● **Task details**
Repeat the full listing below verbatim and keep the images out.

**********

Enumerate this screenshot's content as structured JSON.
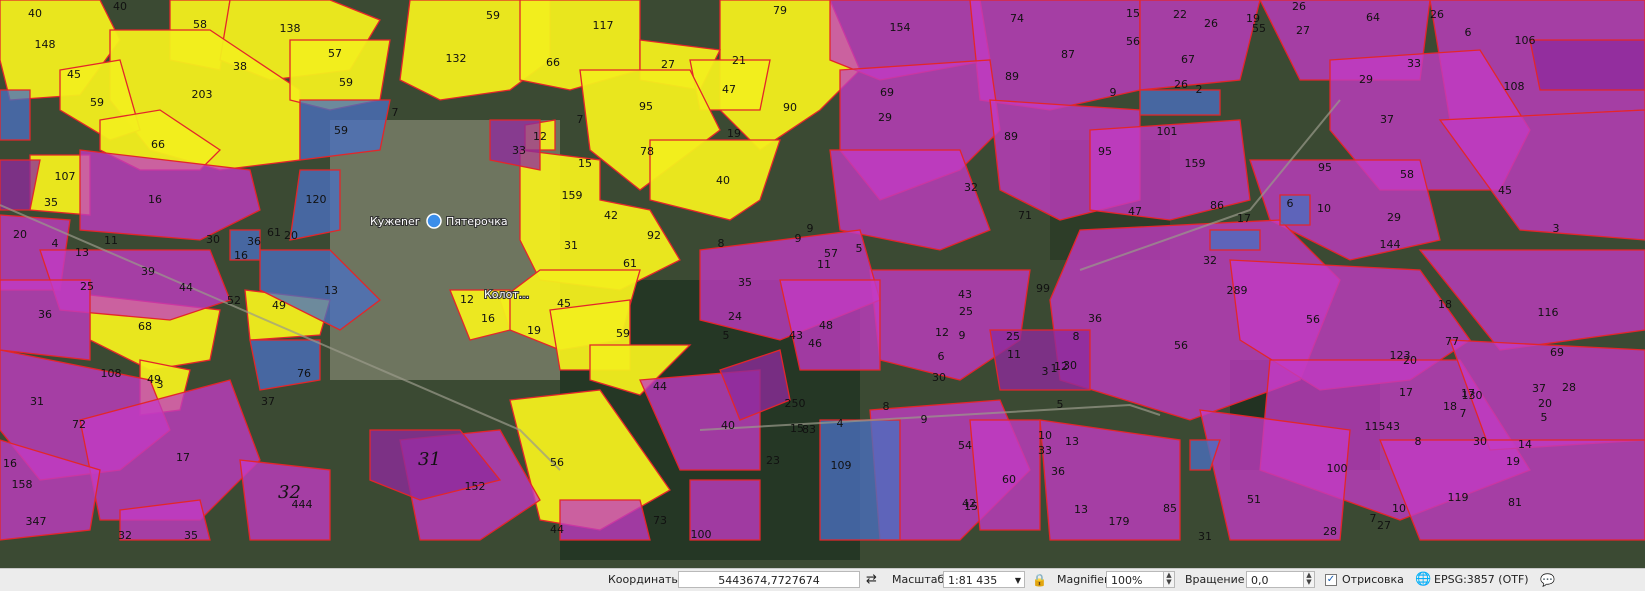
{
  "map": {
    "poi": {
      "village": "Кужener",
      "shop": "Пятерочка",
      "settlement": "Колот..."
    },
    "colors": {
      "yellow": "#f2ee1d",
      "magenta": "#c33bc4",
      "purple": "#8e2a9c",
      "blue": "#4a6fc0",
      "edge": "#e3262a"
    },
    "field_labels": [
      "148",
      "58",
      "138",
      "40",
      "59",
      "117",
      "79",
      "154",
      "74",
      "87",
      "56",
      "15",
      "22",
      "26",
      "19",
      "26",
      "64",
      "26",
      "106",
      "6",
      "45",
      "38",
      "57",
      "132",
      "66",
      "27",
      "21",
      "89",
      "67",
      "55",
      "27",
      "33",
      "59",
      "203",
      "59",
      "47",
      "90",
      "95",
      "69",
      "9",
      "26",
      "2",
      "29",
      "108",
      "7",
      "59",
      "12",
      "7",
      "33",
      "15",
      "78",
      "19",
      "29",
      "37",
      "101",
      "66",
      "95",
      "89",
      "159",
      "95",
      "58",
      "40",
      "107",
      "35",
      "16",
      "159",
      "42",
      "32",
      "71",
      "47",
      "86",
      "17",
      "6",
      "10",
      "29",
      "45",
      "120",
      "40",
      "92",
      "31",
      "61",
      "20",
      "16",
      "30",
      "20",
      "61",
      "11",
      "39",
      "13",
      "4",
      "25",
      "44",
      "36",
      "9",
      "8",
      "9",
      "11",
      "57",
      "5",
      "35",
      "46",
      "43",
      "99",
      "8",
      "56",
      "123",
      "116",
      "144",
      "36",
      "52",
      "13",
      "68",
      "49",
      "12",
      "16",
      "45",
      "19",
      "59",
      "44",
      "24",
      "5",
      "48",
      "43",
      "12",
      "9",
      "25",
      "11",
      "6",
      "30",
      "25",
      "36",
      "56",
      "289",
      "77",
      "17",
      "20",
      "18",
      "108",
      "49",
      "31",
      "72",
      "76",
      "37",
      "17",
      "250",
      "40",
      "83",
      "23",
      "4",
      "109",
      "54",
      "60",
      "15",
      "42",
      "33",
      "10",
      "36",
      "13",
      "13",
      "179",
      "85",
      "100",
      "27",
      "7",
      "130",
      "115",
      "14",
      "19",
      "119",
      "81",
      "10",
      "28",
      "16",
      "158",
      "347",
      "444",
      "152",
      "56",
      "44",
      "73",
      "100",
      "51",
      "31",
      "32",
      "35",
      "3",
      "3",
      "3",
      "1",
      "12",
      "30",
      "15",
      "8",
      "9",
      "5",
      "32",
      "69",
      "17",
      "7",
      "30",
      "43",
      "8",
      "5",
      "37",
      "20",
      "28",
      "18",
      "6"
    ],
    "handwritten": [
      "31",
      "32"
    ]
  },
  "statusbar": {
    "coord_label": "Координаты",
    "coord_value": "5443674,7727674",
    "scale_label": "Масштаб",
    "scale_value": "1:81 435",
    "magnifier_label": "Magnifier",
    "magnifier_value": "100%",
    "rotation_label": "Вращение",
    "rotation_value": "0,0",
    "render_label": "Отрисовка",
    "crs_label": "EPSG:3857 (OTF)"
  }
}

**********

● **Solution to the problem**
Enumerate this screenshot's content as structured JSON.
{
  "map": {
    "poi": {
      "village": "Кужener",
      "shop": "Пятерочка",
      "settlement": "Колот..."
    },
    "colors": {
      "yellow": "#f2ee1d",
      "magenta": "#c33bc4",
      "purple": "#8e2a9c",
      "blue": "#4a6fc0",
      "edge": "#e3262a"
    },
    "field_labels": [
      "148",
      "58",
      "138",
      "40",
      "59",
      "117",
      "79",
      "154",
      "74",
      "87",
      "56",
      "15",
      "22",
      "26",
      "19",
      "26",
      "64",
      "26",
      "106",
      "6",
      "45",
      "38",
      "57",
      "132",
      "66",
      "27",
      "21",
      "89",
      "67",
      "55",
      "27",
      "33",
      "59",
      "203",
      "59",
      "47",
      "90",
      "95",
      "69",
      "9",
      "26",
      "2",
      "29",
      "108",
      "7",
      "59",
      "12",
      "7",
      "33",
      "15",
      "78",
      "19",
      "29",
      "37",
      "101",
      "66",
      "95",
      "89",
      "159",
      "95",
      "58",
      "40",
      "107",
      "35",
      "16",
      "159",
      "42",
      "32",
      "71",
      "47",
      "86",
      "17",
      "6",
      "10",
      "29",
      "45",
      "120",
      "40",
      "92",
      "31",
      "61",
      "20",
      "16",
      "30",
      "20",
      "61",
      "11",
      "39",
      "13",
      "4",
      "25",
      "44",
      "36",
      "9",
      "8",
      "9",
      "11",
      "57",
      "5",
      "35",
      "46",
      "43",
      "99",
      "8",
      "56",
      "123",
      "116",
      "144",
      "36",
      "52",
      "13",
      "68",
      "49",
      "12",
      "16",
      "45",
      "19",
      "59",
      "44",
      "24",
      "5",
      "48",
      "43",
      "12",
      "9",
      "25",
      "11",
      "6",
      "30",
      "25",
      "36",
      "56",
      "289",
      "77",
      "17",
      "20",
      "18",
      "108",
      "49",
      "31",
      "72",
      "76",
      "37",
      "17",
      "250",
      "40",
      "83",
      "23",
      "4",
      "109",
      "54",
      "60",
      "15",
      "42",
      "33",
      "10",
      "36",
      "13",
      "13",
      "179",
      "85",
      "100",
      "27",
      "7",
      "130",
      "115",
      "14",
      "19",
      "119",
      "81",
      "10",
      "28",
      "16",
      "158",
      "347",
      "444",
      "152",
      "56",
      "44",
      "73",
      "100",
      "51",
      "31",
      "32",
      "35",
      "3",
      "3",
      "3",
      "1",
      "12",
      "30",
      "15",
      "8",
      "9",
      "5",
      "32",
      "69",
      "17",
      "7",
      "30",
      "43",
      "8",
      "5",
      "37",
      "20",
      "28",
      "18",
      "6"
    ],
    "handwritten": [
      "31",
      "32"
    ]
  },
  "statusbar": {
    "coord_label": "Координаты",
    "coord_value": "5443674,7727674",
    "scale_label": "Масштаб",
    "scale_value": "1:81 435",
    "magnifier_label": "Magnifier",
    "magnifier_value": "100%",
    "rotation_label": "Вращение",
    "rotation_value": "0,0",
    "render_label": "Отрисовка",
    "crs_label": "EPSG:3857 (OTF)"
  }
}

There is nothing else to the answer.